● **PROBLEM TO WORK ON**:
Identify all lines in the data containing the string "службе". Copy them out.

- - - -

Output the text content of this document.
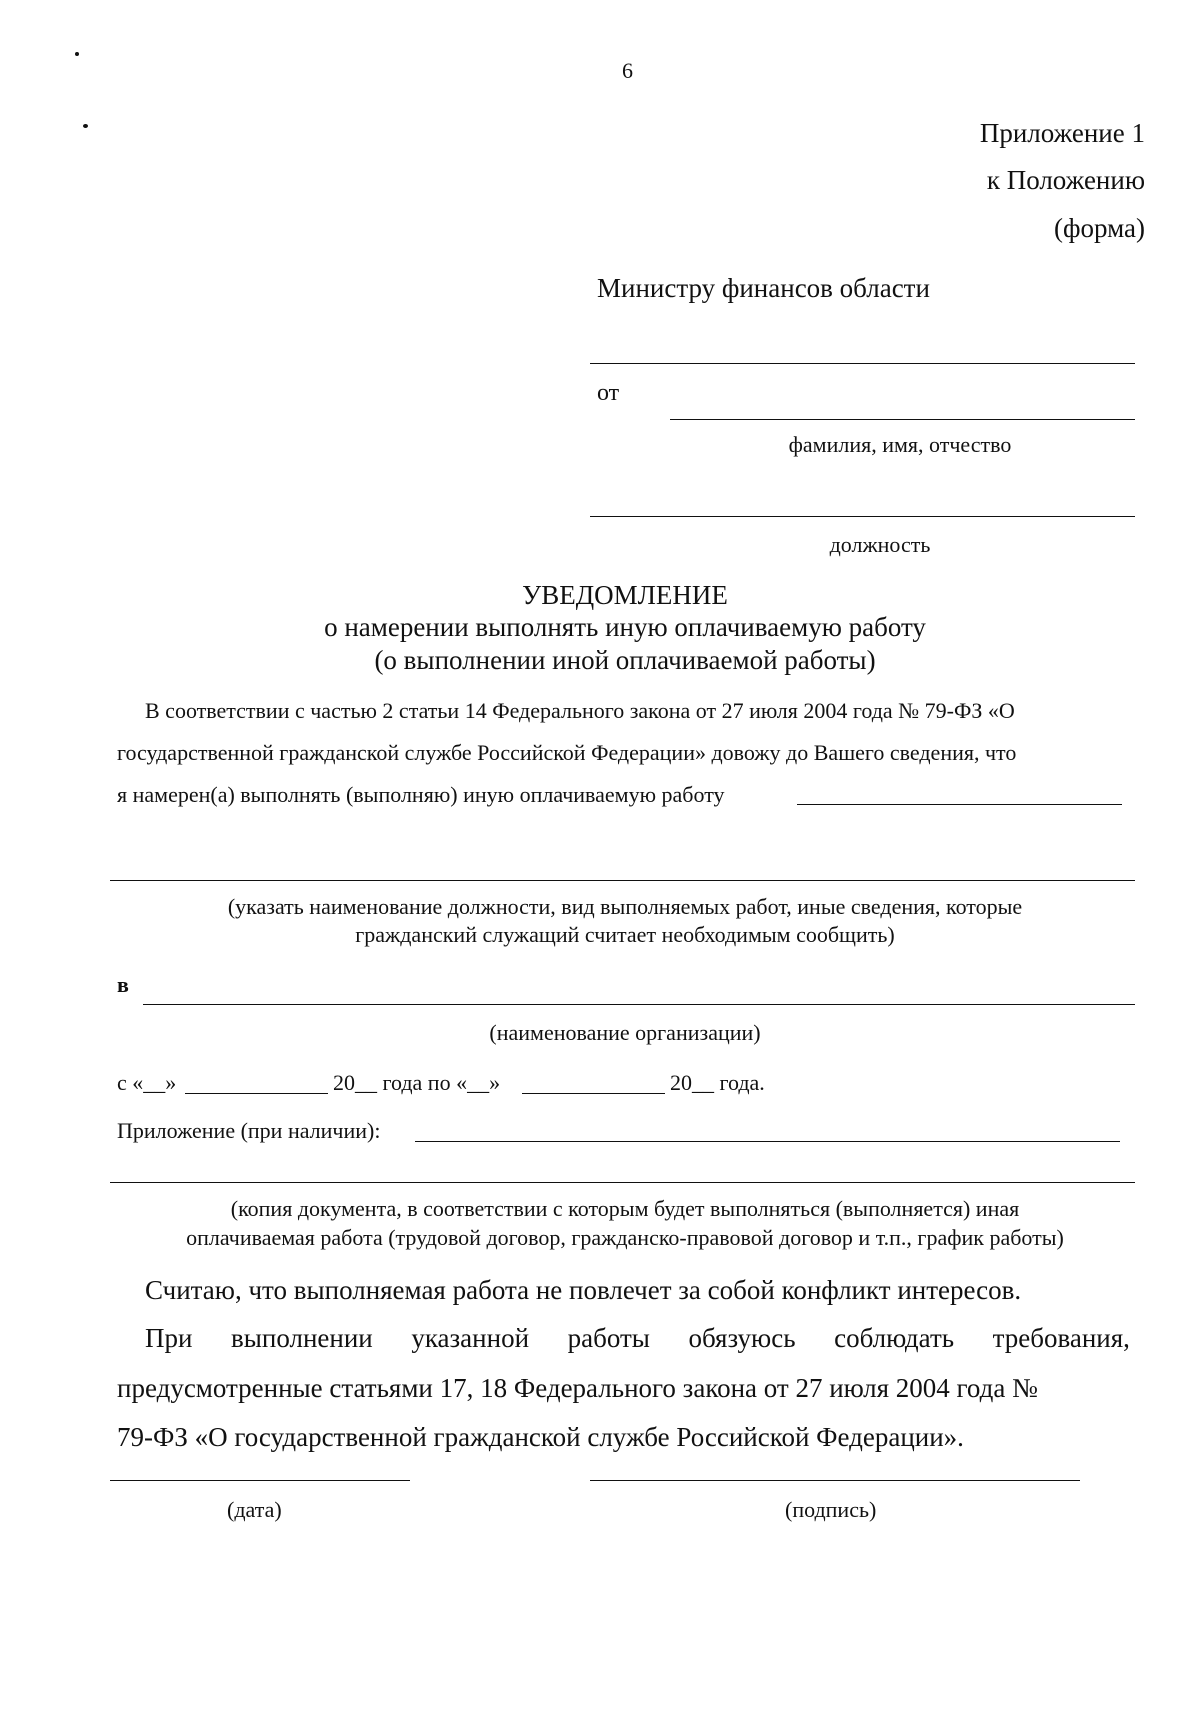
6
Приложение 1
к Положению
(форма)
Министру финансов области
от
фамилия, имя, отчество
должность
УВЕДОМЛЕНИЕ
о намерении выполнять иную оплачиваемую работу
(о выполнении иной оплачиваемой работы)
В соответствии с частью 2 статьи 14 Федерального закона от 27 июля 2004 года № 79-ФЗ «О
государственной гражданской службе Российской Федерации» довожу до Вашего сведения, что
я намерен(а) выполнять (выполняю) иную оплачиваемую работу
(указать наименование должности, вид выполняемых работ, иные сведения, которые
гражданский служащий считает необходимым сообщить)
в
(наименование организации)
с «__»	20__ года по «__»	20__ года.
Приложение (при наличии):
(копия документа, в соответствии с которым будет выполняться (выполняется) иная
оплачиваемая работа (трудовой договор, гражданско-правовой договор и т.п., график работы)
Считаю, что выполняемая работа не повлечет за собой конфликт интересов.
При выполнении указанной работы обязуюсь соблюдать требования,
предусмотренные статьями 17, 18 Федерального закона от 27 июля 2004 года №
79-ФЗ «О государственной гражданской службе Российской Федерации».
(дата)	(подпись)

- - - -

● **CORRECT RESULT**:
государственной гражданской службе Российской Федерации» довожу до Вашего сведения, что
79-ФЗ «О государственной гражданской службе Российской Федерации».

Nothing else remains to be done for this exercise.